(Saved data entries)
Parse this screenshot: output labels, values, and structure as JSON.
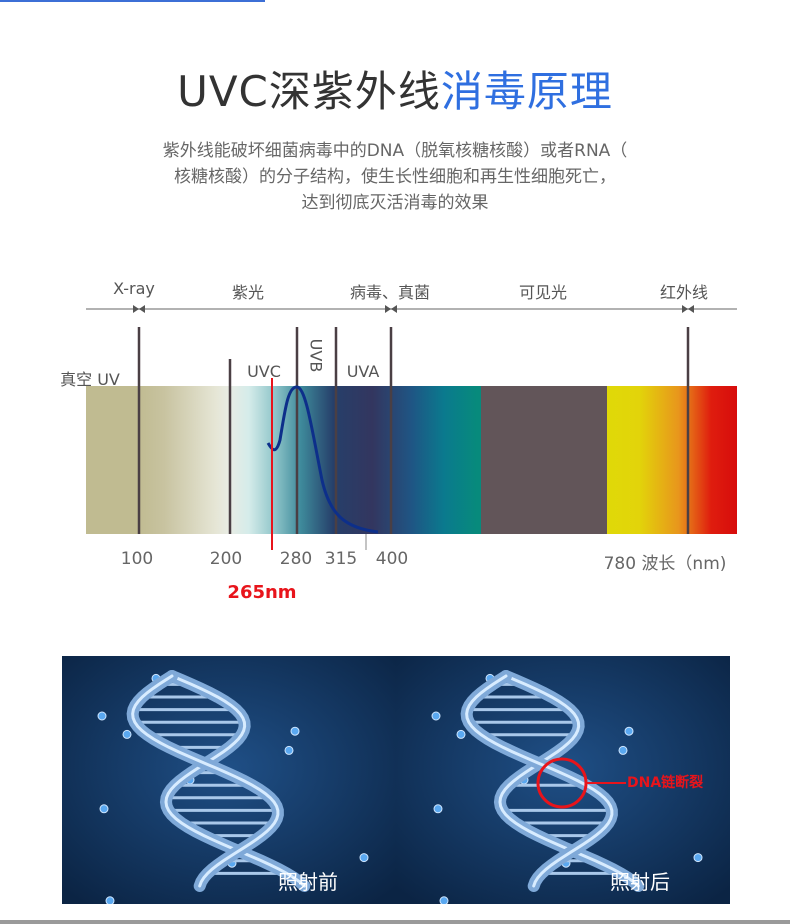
{
  "title": {
    "part1": "UVC深紫外线",
    "part2": "消毒原理"
  },
  "description": [
    "紫外线能破坏细菌病毒中的DNA（脱氧核糖核酸）或者RNA（",
    "核糖核酸）的分子结构，使生长性细胞和再生性细胞死亡，",
    "达到彻底灭活消毒的效果"
  ],
  "spectrum": {
    "regions": [
      "X-ray",
      "紫光",
      "病毒、真菌",
      "可见光",
      "红外线"
    ],
    "bands": {
      "vacuum": "真空 UV",
      "uvc": "UVC",
      "uvb": "UVB",
      "uva": "UVA"
    },
    "ticks": [
      "100",
      "200",
      "280",
      "315",
      "400",
      "780 波长（nm)"
    ],
    "highlight": "265nm",
    "colors": {
      "highlight": "#e8141b",
      "curve": "#0d2f8a",
      "visible_gray": "#625559"
    }
  },
  "images": {
    "before": "照射前",
    "after": "照射后",
    "annotation": "DNA链断裂"
  }
}
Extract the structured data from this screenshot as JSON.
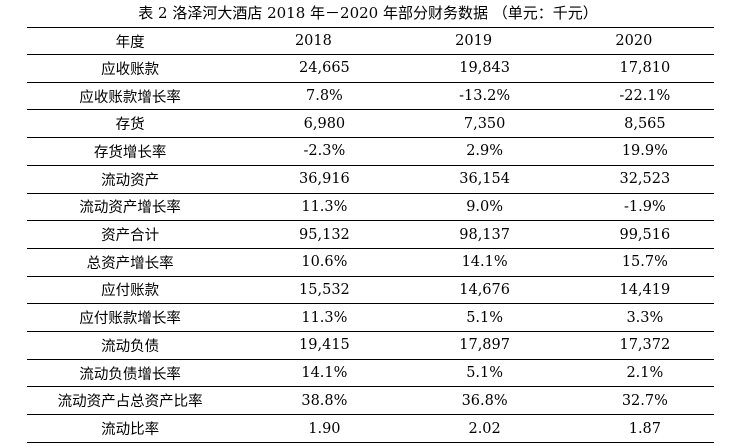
{
  "caption": "表 2   洛泽河大酒店 2018 年－2020 年部分财务数据  （单元：千元）",
  "table": {
    "header": [
      "年度",
      "2018",
      "2019",
      "2020"
    ],
    "rows": [
      {
        "label": "应收账款",
        "values": [
          "24,665",
          "19,843",
          "17,810"
        ]
      },
      {
        "label": "应收账款增长率",
        "values": [
          "7.8%",
          "-13.2%",
          "-22.1%"
        ]
      },
      {
        "label": "存货",
        "values": [
          "6,980",
          "7,350",
          "8,565"
        ]
      },
      {
        "label": "存货增长率",
        "values": [
          "-2.3%",
          "2.9%",
          "19.9%"
        ]
      },
      {
        "label": "流动资产",
        "values": [
          "36,916",
          "36,154",
          "32,523"
        ]
      },
      {
        "label": "流动资产增长率",
        "values": [
          "11.3%",
          "9.0%",
          "-1.9%"
        ]
      },
      {
        "label": "资产合计",
        "values": [
          "95,132",
          "98,137",
          "99,516"
        ]
      },
      {
        "label": "总资产增长率",
        "values": [
          "10.6%",
          "14.1%",
          "15.7%"
        ]
      },
      {
        "label": "应付账款",
        "values": [
          "15,532",
          "14,676",
          "14,419"
        ]
      },
      {
        "label": "应付账款增长率",
        "values": [
          "11.3%",
          "5.1%",
          "3.3%"
        ]
      },
      {
        "label": "流动负债",
        "values": [
          "19,415",
          "17,897",
          "17,372"
        ]
      },
      {
        "label": "流动负债增长率",
        "values": [
          "14.1%",
          "5.1%",
          "2.1%"
        ]
      },
      {
        "label": "流动资产占总资产比率",
        "values": [
          "38.8%",
          "36.8%",
          "32.7%"
        ]
      },
      {
        "label": "流动比率",
        "values": [
          "1.90",
          "2.02",
          "1.87"
        ]
      }
    ]
  }
}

» **Brief**: Identify each line in the records above containing the word "screenshot"; copy those lines.

» **Written answer**:
Parse this screenshot: output labels, values, and structure as JSON.
Extract the structured data from this screenshot as JSON.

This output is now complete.